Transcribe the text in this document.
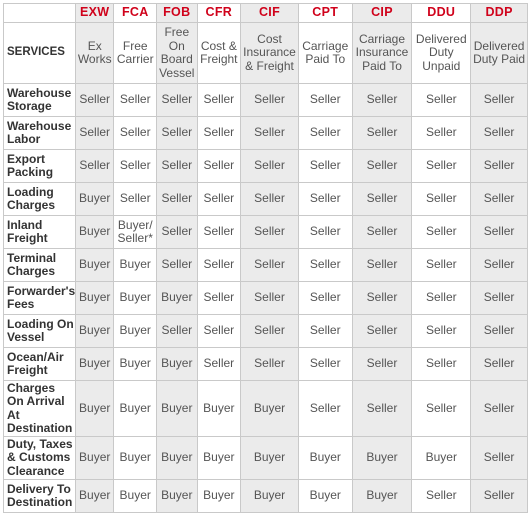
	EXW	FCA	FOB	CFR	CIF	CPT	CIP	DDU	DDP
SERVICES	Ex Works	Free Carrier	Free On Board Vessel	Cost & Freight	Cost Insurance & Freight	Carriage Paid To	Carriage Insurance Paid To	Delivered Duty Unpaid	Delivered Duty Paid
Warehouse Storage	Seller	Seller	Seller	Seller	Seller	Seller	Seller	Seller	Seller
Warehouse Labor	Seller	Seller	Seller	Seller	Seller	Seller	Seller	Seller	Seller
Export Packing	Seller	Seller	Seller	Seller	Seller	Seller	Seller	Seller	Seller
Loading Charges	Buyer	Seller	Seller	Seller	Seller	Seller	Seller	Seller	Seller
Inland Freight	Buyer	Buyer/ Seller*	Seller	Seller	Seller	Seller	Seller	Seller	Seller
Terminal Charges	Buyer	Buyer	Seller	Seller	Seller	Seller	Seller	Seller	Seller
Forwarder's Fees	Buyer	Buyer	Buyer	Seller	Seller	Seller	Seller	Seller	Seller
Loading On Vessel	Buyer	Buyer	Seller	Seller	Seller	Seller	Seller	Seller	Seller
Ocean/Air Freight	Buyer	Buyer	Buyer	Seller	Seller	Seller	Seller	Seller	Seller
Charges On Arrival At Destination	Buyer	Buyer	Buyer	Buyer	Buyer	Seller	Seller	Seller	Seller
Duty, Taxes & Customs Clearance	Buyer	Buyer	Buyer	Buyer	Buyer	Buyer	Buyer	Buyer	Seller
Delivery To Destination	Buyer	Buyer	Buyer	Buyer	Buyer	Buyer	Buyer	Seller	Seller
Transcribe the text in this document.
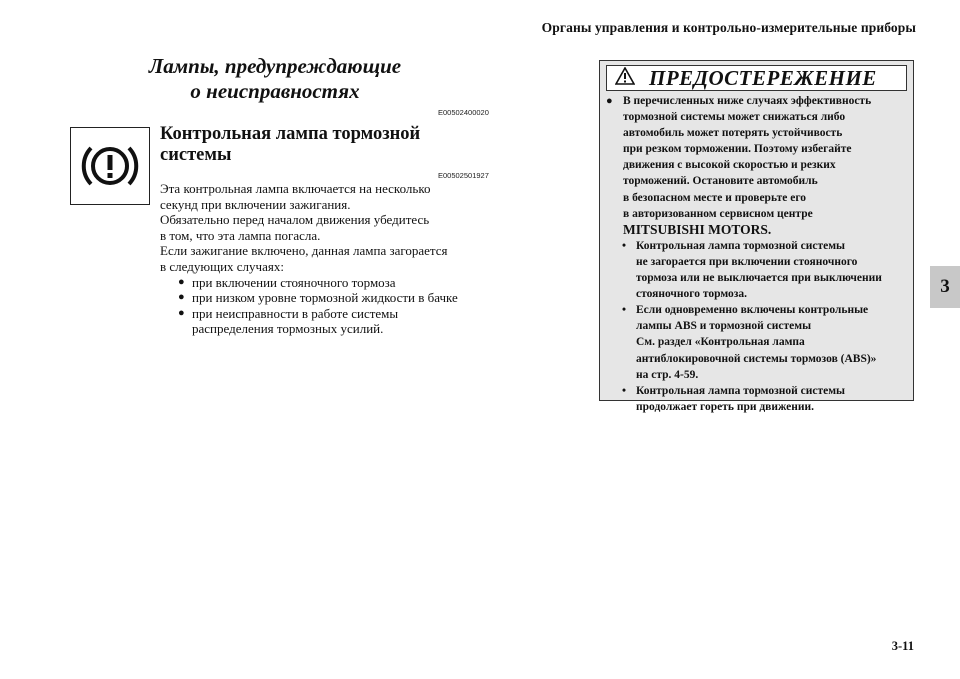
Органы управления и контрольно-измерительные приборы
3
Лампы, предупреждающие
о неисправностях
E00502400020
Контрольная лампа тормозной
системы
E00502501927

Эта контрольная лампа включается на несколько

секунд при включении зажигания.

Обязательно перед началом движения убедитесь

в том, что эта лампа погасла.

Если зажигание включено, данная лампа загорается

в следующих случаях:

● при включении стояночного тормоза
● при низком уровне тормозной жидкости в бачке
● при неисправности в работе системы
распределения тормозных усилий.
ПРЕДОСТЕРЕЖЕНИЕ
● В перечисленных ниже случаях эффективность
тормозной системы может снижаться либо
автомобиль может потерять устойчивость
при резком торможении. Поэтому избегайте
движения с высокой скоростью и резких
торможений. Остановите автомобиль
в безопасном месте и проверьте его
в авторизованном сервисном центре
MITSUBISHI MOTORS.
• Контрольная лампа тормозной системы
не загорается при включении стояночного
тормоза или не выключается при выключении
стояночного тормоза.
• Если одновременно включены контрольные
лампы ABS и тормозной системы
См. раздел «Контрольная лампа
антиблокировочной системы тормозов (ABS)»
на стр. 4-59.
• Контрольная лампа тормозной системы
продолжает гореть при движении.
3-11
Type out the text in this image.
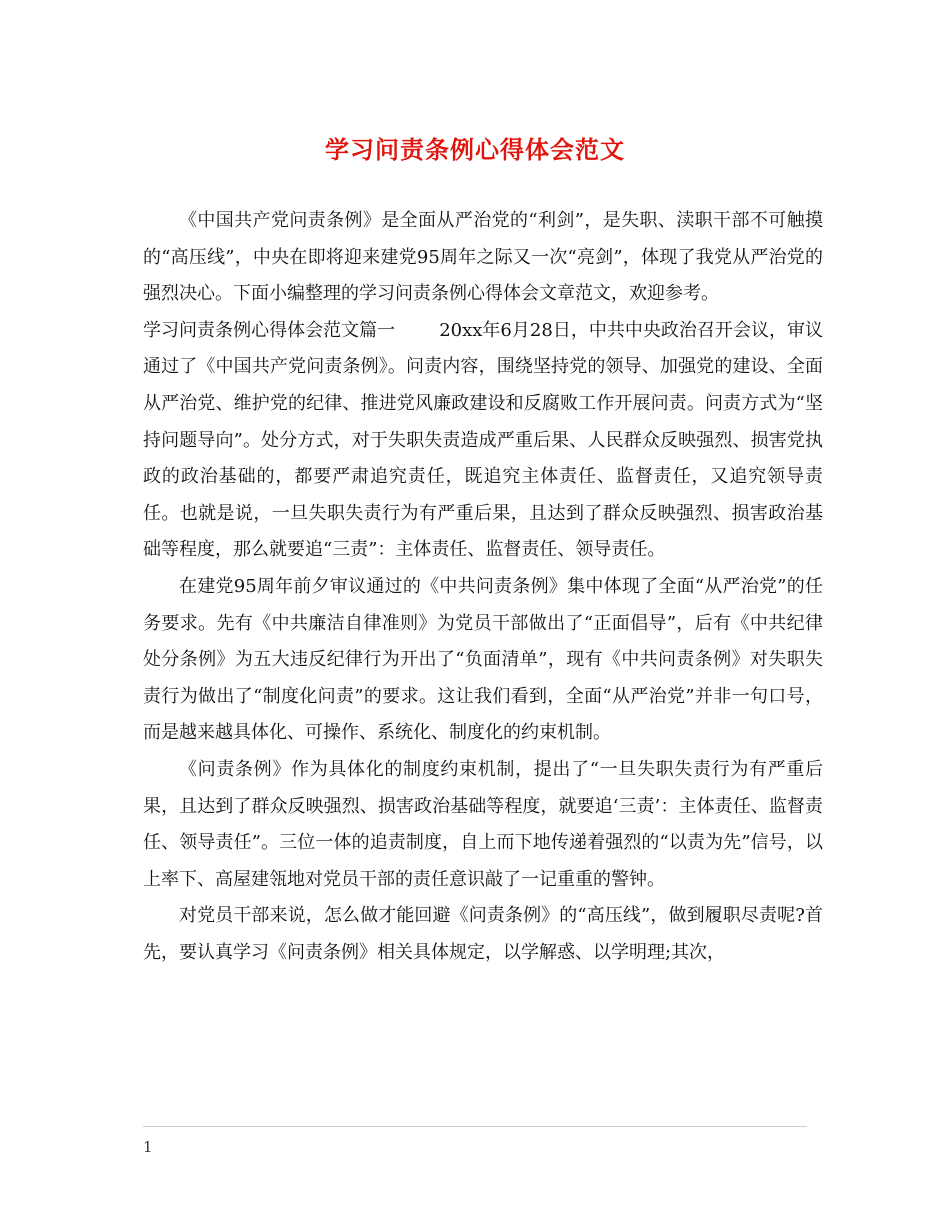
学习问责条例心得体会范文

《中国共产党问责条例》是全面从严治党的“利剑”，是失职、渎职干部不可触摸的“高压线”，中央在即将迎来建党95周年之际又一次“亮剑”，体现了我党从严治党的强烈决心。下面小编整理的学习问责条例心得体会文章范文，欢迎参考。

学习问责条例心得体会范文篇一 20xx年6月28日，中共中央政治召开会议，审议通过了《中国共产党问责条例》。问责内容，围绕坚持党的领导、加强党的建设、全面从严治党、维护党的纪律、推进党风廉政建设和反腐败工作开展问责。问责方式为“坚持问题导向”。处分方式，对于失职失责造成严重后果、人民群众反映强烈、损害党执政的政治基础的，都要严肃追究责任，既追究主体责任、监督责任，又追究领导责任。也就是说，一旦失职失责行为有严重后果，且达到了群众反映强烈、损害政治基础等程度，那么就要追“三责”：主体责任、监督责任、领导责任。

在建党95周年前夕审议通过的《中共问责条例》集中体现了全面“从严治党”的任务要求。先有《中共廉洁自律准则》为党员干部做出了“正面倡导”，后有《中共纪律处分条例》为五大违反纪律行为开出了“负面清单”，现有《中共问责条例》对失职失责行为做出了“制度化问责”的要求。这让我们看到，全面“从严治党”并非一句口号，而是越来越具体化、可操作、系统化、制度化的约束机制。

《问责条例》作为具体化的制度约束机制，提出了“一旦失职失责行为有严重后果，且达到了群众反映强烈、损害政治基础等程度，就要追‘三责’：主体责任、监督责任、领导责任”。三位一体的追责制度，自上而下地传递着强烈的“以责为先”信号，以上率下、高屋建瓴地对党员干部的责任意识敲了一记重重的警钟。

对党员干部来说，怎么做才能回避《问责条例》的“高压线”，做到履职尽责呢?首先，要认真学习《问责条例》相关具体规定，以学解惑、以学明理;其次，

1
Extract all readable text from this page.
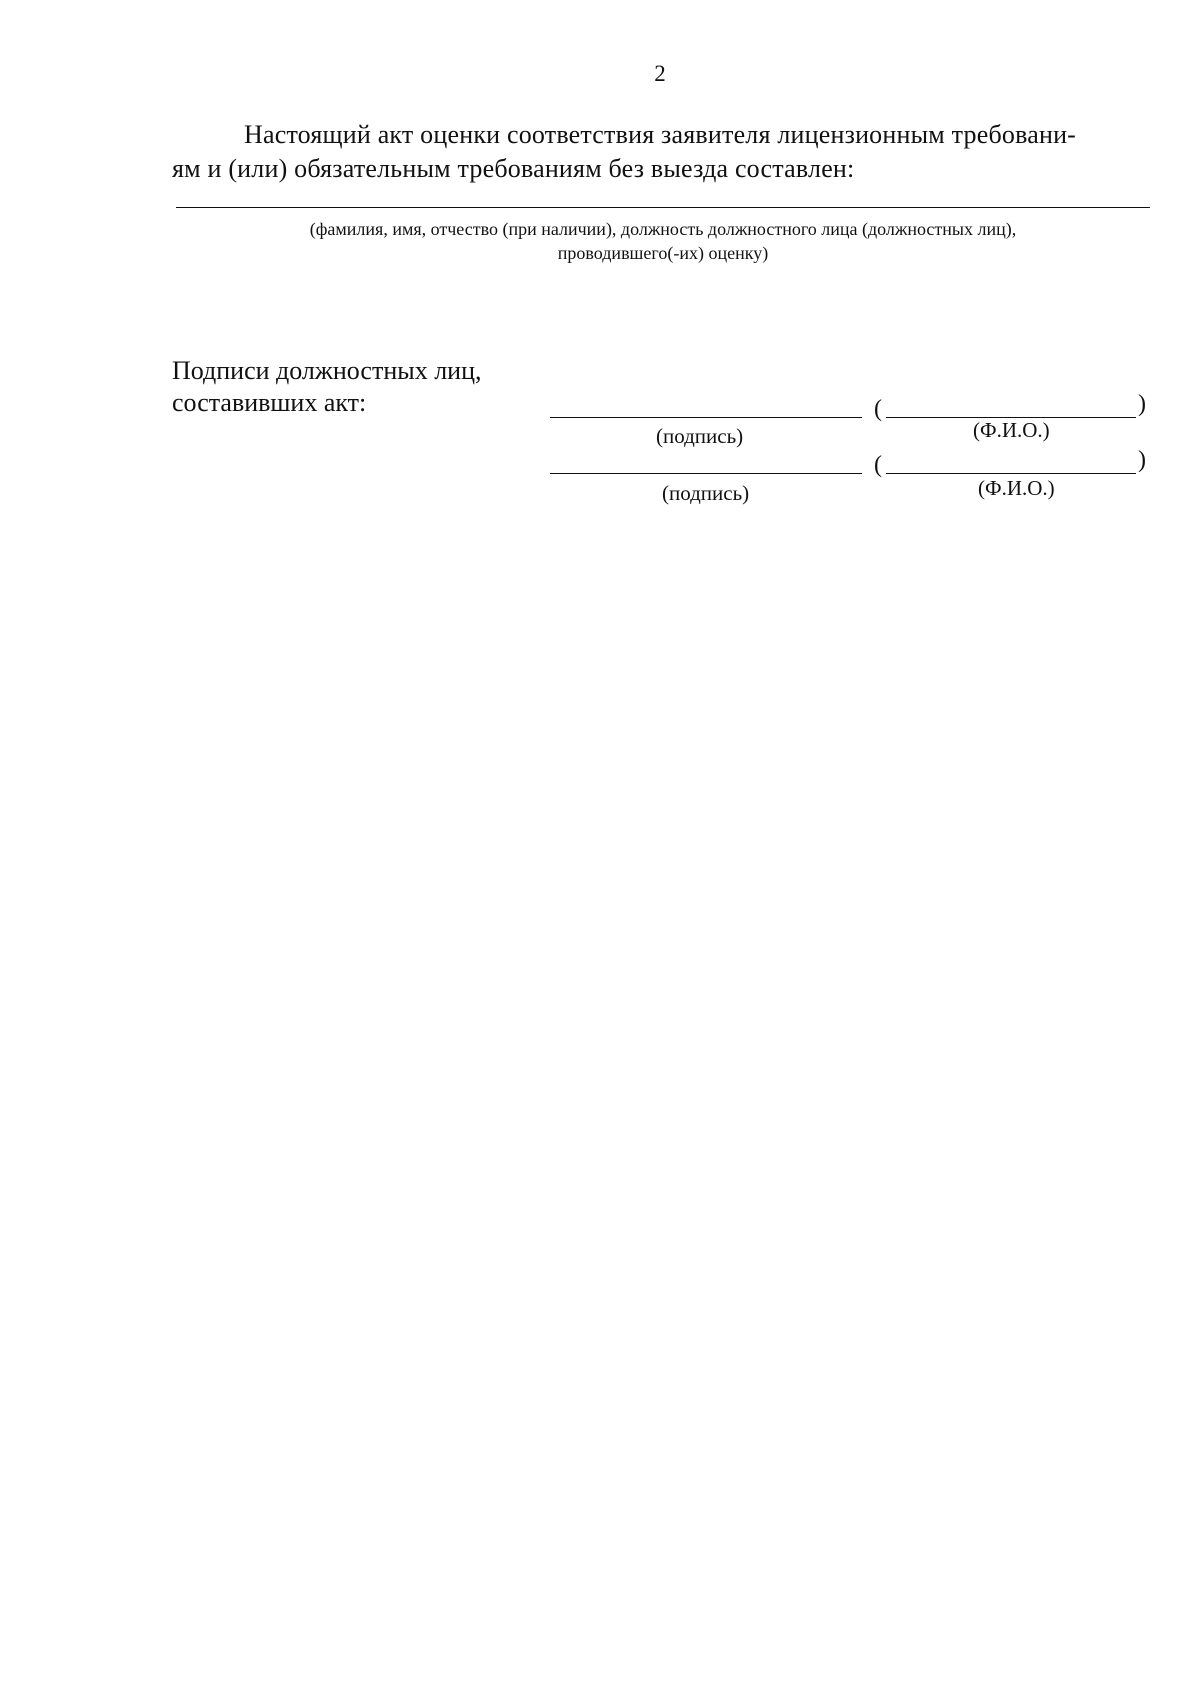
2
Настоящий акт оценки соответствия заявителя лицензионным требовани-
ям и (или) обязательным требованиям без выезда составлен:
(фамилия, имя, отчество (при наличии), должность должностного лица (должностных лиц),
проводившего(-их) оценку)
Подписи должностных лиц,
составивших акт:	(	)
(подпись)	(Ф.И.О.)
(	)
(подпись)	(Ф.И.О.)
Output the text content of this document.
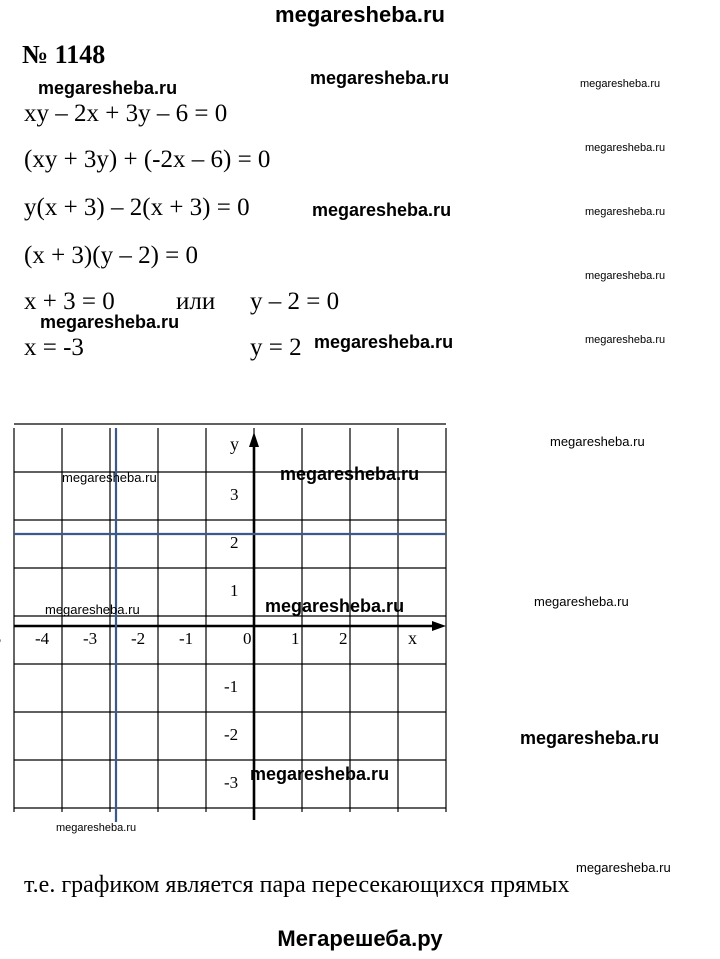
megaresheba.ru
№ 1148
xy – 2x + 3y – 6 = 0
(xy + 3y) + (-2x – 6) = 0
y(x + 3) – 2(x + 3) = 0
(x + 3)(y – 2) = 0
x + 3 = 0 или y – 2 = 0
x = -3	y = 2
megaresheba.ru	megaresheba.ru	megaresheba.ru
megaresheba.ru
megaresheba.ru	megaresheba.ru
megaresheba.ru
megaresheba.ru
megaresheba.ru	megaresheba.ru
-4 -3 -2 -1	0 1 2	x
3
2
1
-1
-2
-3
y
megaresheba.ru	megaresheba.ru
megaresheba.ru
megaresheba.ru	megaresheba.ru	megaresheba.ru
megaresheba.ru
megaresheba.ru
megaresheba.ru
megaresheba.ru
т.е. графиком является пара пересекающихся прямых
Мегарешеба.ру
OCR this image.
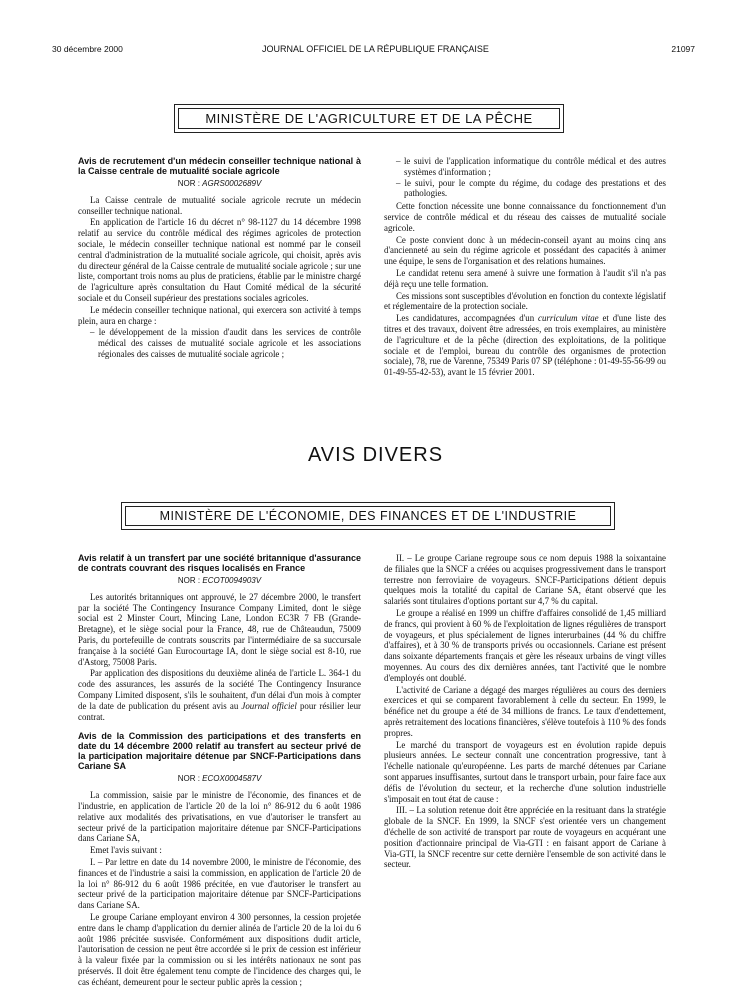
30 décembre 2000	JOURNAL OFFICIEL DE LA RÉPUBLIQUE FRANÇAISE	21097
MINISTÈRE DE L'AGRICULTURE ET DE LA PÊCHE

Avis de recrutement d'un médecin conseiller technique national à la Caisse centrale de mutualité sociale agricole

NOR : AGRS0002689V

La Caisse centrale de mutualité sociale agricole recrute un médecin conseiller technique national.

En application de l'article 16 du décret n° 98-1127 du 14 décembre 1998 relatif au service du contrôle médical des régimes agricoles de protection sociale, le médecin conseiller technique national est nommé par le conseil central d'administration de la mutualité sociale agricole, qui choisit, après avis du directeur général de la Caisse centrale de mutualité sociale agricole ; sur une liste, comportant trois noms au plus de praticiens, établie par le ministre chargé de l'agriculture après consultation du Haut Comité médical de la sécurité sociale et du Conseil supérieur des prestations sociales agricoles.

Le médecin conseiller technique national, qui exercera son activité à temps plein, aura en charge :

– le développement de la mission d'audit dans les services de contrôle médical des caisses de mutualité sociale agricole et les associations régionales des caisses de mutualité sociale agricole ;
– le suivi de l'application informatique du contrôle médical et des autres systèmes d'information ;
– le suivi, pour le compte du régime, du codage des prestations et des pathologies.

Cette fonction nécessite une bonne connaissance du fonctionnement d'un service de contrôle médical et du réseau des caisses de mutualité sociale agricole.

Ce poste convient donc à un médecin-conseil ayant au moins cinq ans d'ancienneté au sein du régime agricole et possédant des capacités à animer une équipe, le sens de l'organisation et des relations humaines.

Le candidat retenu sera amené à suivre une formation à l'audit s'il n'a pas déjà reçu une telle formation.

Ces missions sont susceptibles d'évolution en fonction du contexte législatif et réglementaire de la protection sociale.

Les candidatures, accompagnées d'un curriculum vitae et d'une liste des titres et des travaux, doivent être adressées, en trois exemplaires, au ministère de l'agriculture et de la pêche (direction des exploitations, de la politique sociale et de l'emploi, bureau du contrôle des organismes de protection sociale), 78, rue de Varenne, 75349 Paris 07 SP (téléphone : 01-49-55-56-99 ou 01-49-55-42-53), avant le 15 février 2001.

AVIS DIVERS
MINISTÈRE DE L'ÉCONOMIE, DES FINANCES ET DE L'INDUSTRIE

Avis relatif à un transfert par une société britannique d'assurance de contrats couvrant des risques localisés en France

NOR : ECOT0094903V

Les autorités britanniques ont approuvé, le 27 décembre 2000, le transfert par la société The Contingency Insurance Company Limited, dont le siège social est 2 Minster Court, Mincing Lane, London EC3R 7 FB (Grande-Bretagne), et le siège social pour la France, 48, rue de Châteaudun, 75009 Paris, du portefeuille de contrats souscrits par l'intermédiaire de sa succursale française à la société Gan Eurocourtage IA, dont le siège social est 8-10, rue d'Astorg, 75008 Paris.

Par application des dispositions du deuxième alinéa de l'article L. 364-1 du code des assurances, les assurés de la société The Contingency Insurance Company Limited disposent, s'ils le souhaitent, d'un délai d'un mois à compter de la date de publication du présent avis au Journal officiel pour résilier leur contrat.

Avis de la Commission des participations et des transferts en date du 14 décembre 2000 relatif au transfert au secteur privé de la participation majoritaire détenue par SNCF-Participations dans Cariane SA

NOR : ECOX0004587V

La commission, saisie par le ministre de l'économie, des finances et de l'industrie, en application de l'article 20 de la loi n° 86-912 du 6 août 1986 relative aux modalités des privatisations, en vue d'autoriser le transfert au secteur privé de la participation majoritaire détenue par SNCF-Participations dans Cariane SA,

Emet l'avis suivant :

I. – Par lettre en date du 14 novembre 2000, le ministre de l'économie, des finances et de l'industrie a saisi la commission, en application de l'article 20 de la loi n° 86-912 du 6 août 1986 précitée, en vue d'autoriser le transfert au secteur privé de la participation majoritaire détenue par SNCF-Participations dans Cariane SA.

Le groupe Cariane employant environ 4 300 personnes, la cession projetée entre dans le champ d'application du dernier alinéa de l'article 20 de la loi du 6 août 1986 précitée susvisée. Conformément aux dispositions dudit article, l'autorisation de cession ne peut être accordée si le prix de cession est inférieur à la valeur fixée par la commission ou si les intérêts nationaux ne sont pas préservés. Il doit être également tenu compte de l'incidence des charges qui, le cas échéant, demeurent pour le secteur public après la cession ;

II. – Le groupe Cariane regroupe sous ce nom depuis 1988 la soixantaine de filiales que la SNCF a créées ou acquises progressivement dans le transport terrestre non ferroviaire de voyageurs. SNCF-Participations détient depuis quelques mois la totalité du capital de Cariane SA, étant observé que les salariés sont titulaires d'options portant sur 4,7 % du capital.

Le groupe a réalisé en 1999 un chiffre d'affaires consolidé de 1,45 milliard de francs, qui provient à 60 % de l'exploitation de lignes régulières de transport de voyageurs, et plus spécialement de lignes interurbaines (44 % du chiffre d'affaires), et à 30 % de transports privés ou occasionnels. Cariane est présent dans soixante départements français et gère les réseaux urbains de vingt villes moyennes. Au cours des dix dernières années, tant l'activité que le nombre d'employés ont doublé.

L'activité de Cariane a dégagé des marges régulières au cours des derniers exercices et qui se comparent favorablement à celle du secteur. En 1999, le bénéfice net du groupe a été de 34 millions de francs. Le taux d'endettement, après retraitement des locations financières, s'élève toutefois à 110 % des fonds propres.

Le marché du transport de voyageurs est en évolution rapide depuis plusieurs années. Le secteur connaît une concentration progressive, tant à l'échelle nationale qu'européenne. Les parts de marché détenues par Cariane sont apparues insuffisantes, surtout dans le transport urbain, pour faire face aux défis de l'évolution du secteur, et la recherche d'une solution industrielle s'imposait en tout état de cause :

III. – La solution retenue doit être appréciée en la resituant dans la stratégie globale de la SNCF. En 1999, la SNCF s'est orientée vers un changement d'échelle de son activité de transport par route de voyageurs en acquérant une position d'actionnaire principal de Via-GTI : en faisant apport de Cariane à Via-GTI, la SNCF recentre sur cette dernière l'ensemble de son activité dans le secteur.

______

#### [TASK GOAL]
For each line of the entries that includes "системы", show that line.

#### [COMPLETE RESPONSE]
системы
● при неисправности в работе системы
тормозной системы может снижаться либо
• Контрольная лампа тормозной системы
лампы ABS и тормозной системы
антиблокировочной системы тормозов (ABS)»
• Контрольная лампа тормозной системы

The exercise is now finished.